Copy out all the lines exactly. Omit pictures.
--- start of Records to use ---
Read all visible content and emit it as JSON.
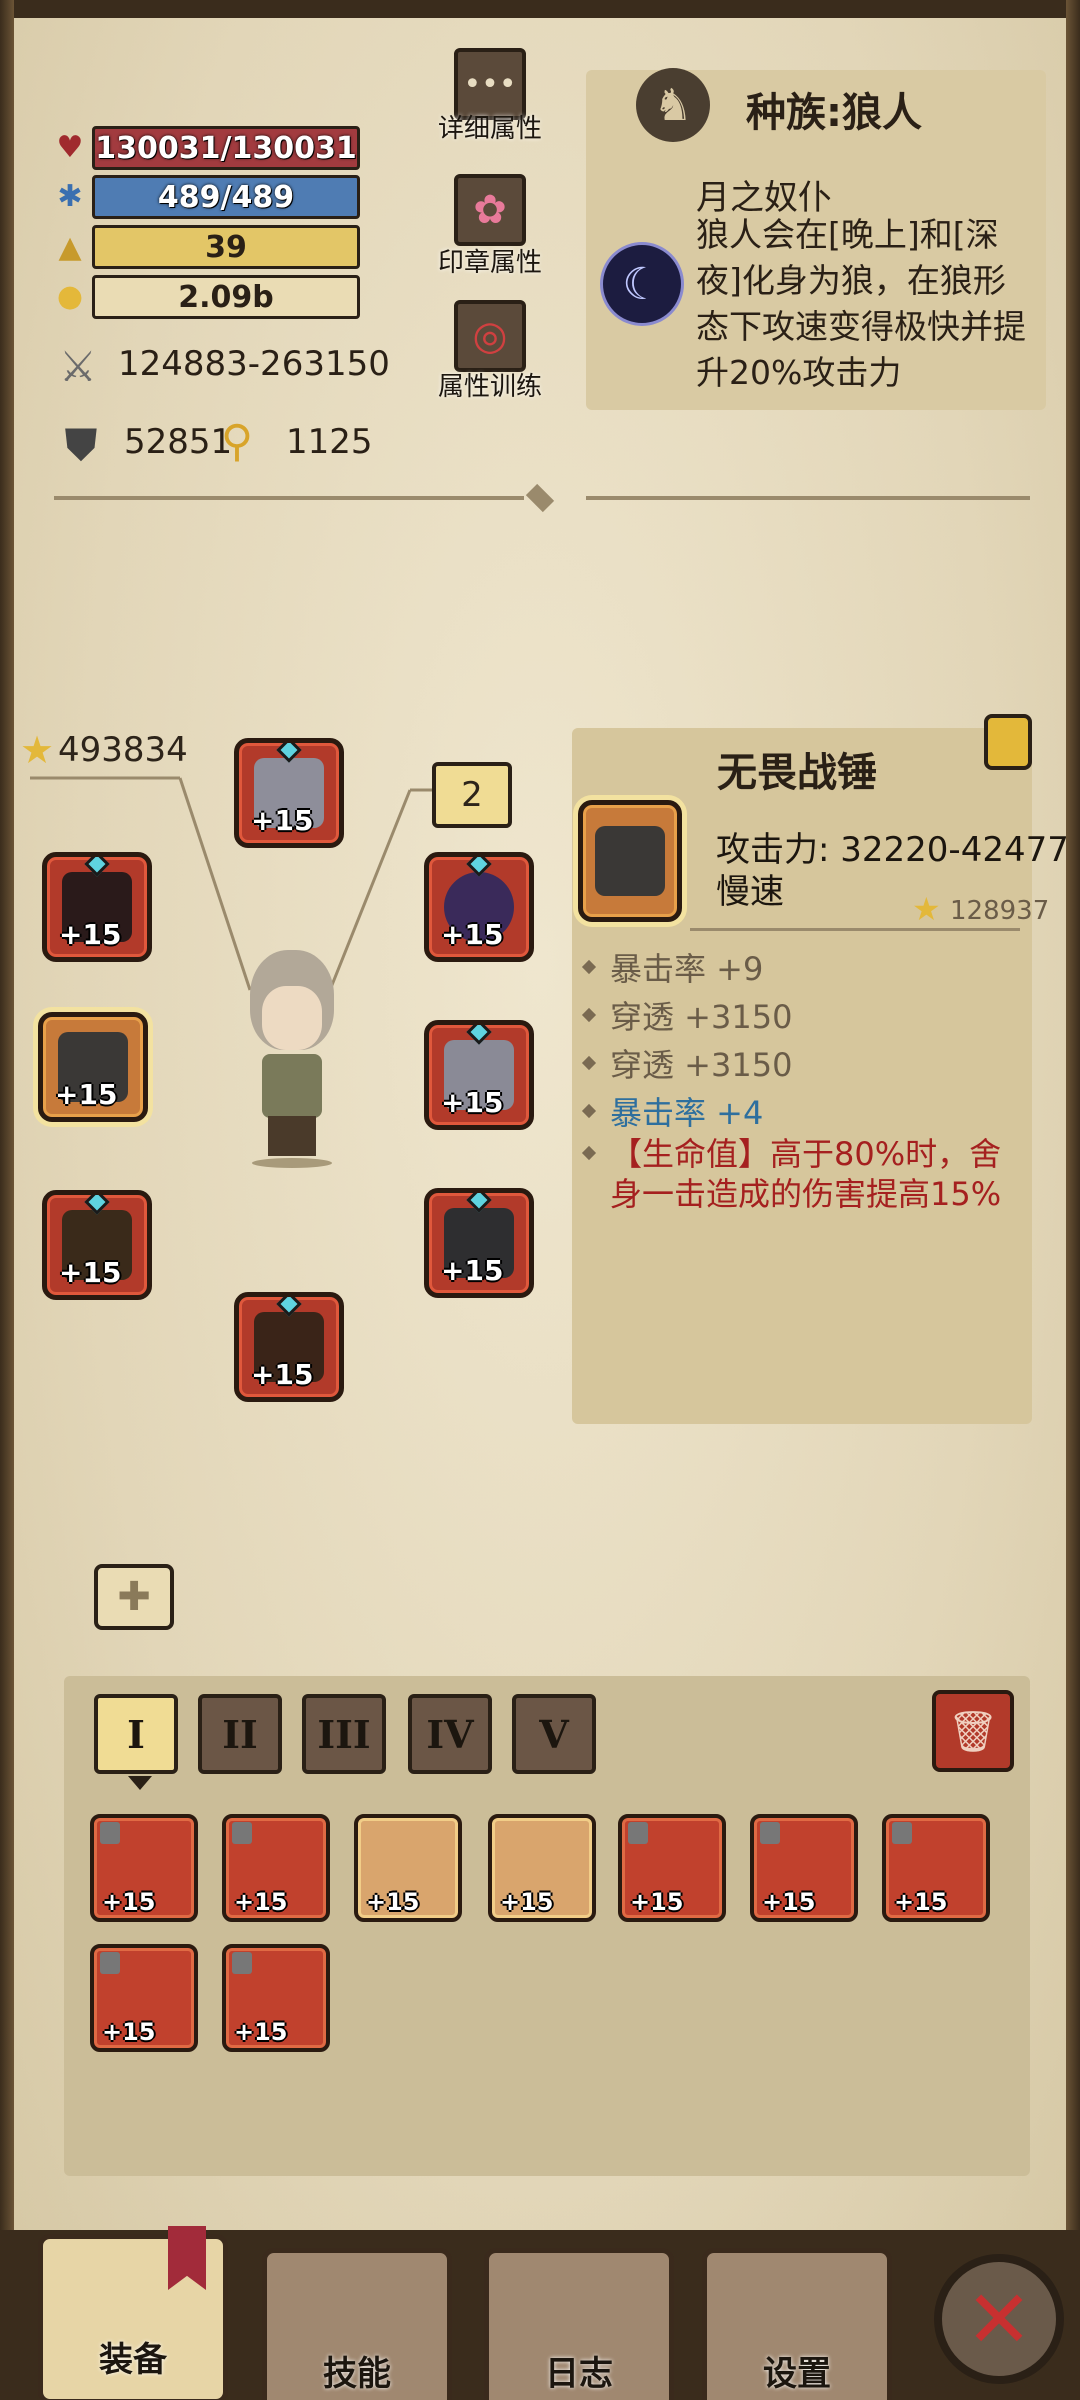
{
  "stats": {
    "hp": "130031/130031",
    "mp": "489/489",
    "level": "39",
    "gold": "2.09b",
    "attack": "124883-263150",
    "defense": "52851",
    "power": "1125"
  },
  "side_buttons": {
    "detail": "详细属性",
    "seal": "印章属性",
    "training": "属性训练"
  },
  "race": {
    "title": "种族:狼人",
    "name": "月之奴仆",
    "description": "狼人会在[晚上]和[深夜]化身为狼，在狼形态下攻速变得极快并提升20%攻击力"
  },
  "equipment": {
    "total_score": "493834",
    "slot_count_badge": "2",
    "slots": [
      {
        "key": "helmet",
        "level": "+15"
      },
      {
        "key": "left1",
        "level": "+15"
      },
      {
        "key": "left2",
        "level": "+15"
      },
      {
        "key": "left3",
        "level": "+15"
      },
      {
        "key": "right1",
        "level": "+15"
      },
      {
        "key": "right2",
        "level": "+15"
      },
      {
        "key": "right3",
        "level": "+15"
      },
      {
        "key": "bottom",
        "level": "+15"
      }
    ]
  },
  "item_detail": {
    "name": "无畏战锤",
    "attack": "攻击力: 32220-42477",
    "speed": "慢速",
    "score": "128937",
    "lines": [
      {
        "text": "暴击率 +9",
        "style": "gray"
      },
      {
        "text": "穿透 +3150",
        "style": "gray"
      },
      {
        "text": "穿透 +3150",
        "style": "gray"
      },
      {
        "text": "暴击率 +4",
        "style": "blue"
      },
      {
        "text": "【生命值】高于80%时，舍身一击造成的伤害提高15%",
        "style": "red"
      }
    ]
  },
  "inventory": {
    "tabs": [
      "I",
      "II",
      "III",
      "IV",
      "V"
    ],
    "active_tab": "I",
    "items": [
      "+15",
      "+15",
      "+15",
      "+15",
      "+15",
      "+15",
      "+15",
      "+15",
      "+15"
    ]
  },
  "nav": {
    "equip": "装备",
    "skills": "技能",
    "log": "日志",
    "settings": "设置"
  }
}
--- end of Records to use ---
> _Written solution_
Read all visible content and emit it as JSON.
{
  "stats": {
    "hp": "130031/130031",
    "mp": "489/489",
    "level": "39",
    "gold": "2.09b",
    "attack": "124883-263150",
    "defense": "52851",
    "power": "1125"
  },
  "side_buttons": {
    "detail": "详细属性",
    "seal": "印章属性",
    "training": "属性训练"
  },
  "race": {
    "title": "种族:狼人",
    "name": "月之奴仆",
    "description": "狼人会在[晚上]和[深夜]化身为狼，在狼形态下攻速变得极快并提升20%攻击力"
  },
  "equipment": {
    "total_score": "493834",
    "slot_count_badge": "2",
    "slots": [
      {
        "key": "helmet",
        "level": "+15"
      },
      {
        "key": "left1",
        "level": "+15"
      },
      {
        "key": "left2",
        "level": "+15"
      },
      {
        "key": "left3",
        "level": "+15"
      },
      {
        "key": "right1",
        "level": "+15"
      },
      {
        "key": "right2",
        "level": "+15"
      },
      {
        "key": "right3",
        "level": "+15"
      },
      {
        "key": "bottom",
        "level": "+15"
      }
    ]
  },
  "item_detail": {
    "name": "无畏战锤",
    "attack": "攻击力: 32220-42477",
    "speed": "慢速",
    "score": "128937",
    "lines": [
      {
        "text": "暴击率 +9",
        "style": "gray"
      },
      {
        "text": "穿透 +3150",
        "style": "gray"
      },
      {
        "text": "穿透 +3150",
        "style": "gray"
      },
      {
        "text": "暴击率 +4",
        "style": "blue"
      },
      {
        "text": "【生命值】高于80%时，舍身一击造成的伤害提高15%",
        "style": "red"
      }
    ]
  },
  "inventory": {
    "tabs": [
      "I",
      "II",
      "III",
      "IV",
      "V"
    ],
    "active_tab": "I",
    "items": [
      "+15",
      "+15",
      "+15",
      "+15",
      "+15",
      "+15",
      "+15",
      "+15",
      "+15"
    ]
  },
  "nav": {
    "equip": "装备",
    "skills": "技能",
    "log": "日志",
    "settings": "设置"
  }
}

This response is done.